§ **WHAT NEEDS TO BE DONE**
Please count the lines in the listing below where the word "mass" appears. Give the number only.
>> BEGIN
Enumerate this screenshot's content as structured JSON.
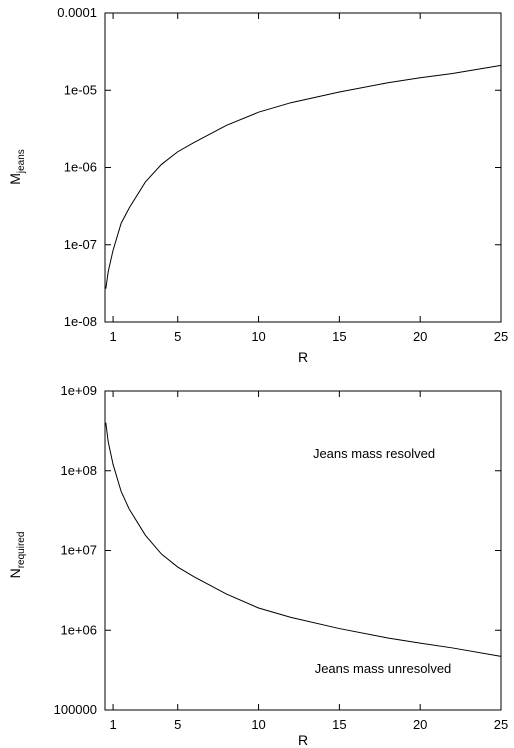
{
  "chart_data": [
    {
      "type": "line",
      "title": "",
      "xlabel": "R",
      "ylabel": "M",
      "ylabel_sub": "jeans",
      "yscale": "log",
      "xlim": [
        0.5,
        25
      ],
      "ylim": [
        1e-08,
        0.0001
      ],
      "x_ticks": [
        1,
        5,
        10,
        15,
        20,
        25
      ],
      "y_ticks": [
        1e-08,
        1e-07,
        1e-06,
        1e-05,
        0.0001
      ],
      "y_tick_labels": [
        "1e-08",
        "1e-07",
        "1e-06",
        "1e-05",
        "0.0001"
      ],
      "grid": false,
      "series": [
        {
          "x": [
            0.55,
            0.7,
            1,
            1.5,
            2,
            3,
            4,
            5,
            6,
            8,
            10,
            12,
            15,
            18,
            20,
            22,
            25
          ],
          "y": [
            2.7e-08,
            4.5e-08,
            8.5e-08,
            1.9e-07,
            3e-07,
            6.5e-07,
            1.1e-06,
            1.6e-06,
            2.1e-06,
            3.5e-06,
            5.2e-06,
            6.9e-06,
            9.5e-06,
            1.25e-05,
            1.45e-05,
            1.65e-05,
            2.1e-05
          ]
        }
      ]
    },
    {
      "type": "line",
      "title": "",
      "xlabel": "R",
      "ylabel": "N",
      "ylabel_sub": "required",
      "yscale": "log",
      "xlim": [
        0.5,
        25
      ],
      "ylim": [
        100000,
        1000000000
      ],
      "x_ticks": [
        1,
        5,
        10,
        15,
        20,
        25
      ],
      "y_ticks": [
        100000,
        1000000,
        10000000,
        100000000,
        1000000000
      ],
      "y_tick_labels": [
        "100000",
        "1e+06",
        "1e+07",
        "1e+08",
        "1e+09"
      ],
      "grid": false,
      "annotations": [
        "Jeans mass resolved",
        "Jeans mass unresolved"
      ],
      "series": [
        {
          "x": [
            0.55,
            0.7,
            1,
            1.5,
            2,
            3,
            4,
            5,
            6,
            8,
            10,
            12,
            15,
            18,
            20,
            22,
            25
          ],
          "y": [
            400000000,
            230000000,
            120000000,
            55000000,
            33000000,
            15500000,
            9000000,
            6200000,
            4700000,
            2850000,
            1900000,
            1450000,
            1050000,
            800000,
            690000,
            600000,
            470000
          ]
        }
      ]
    }
  ]
}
>> END
§ **RESPONSE TO THIS TASK**
2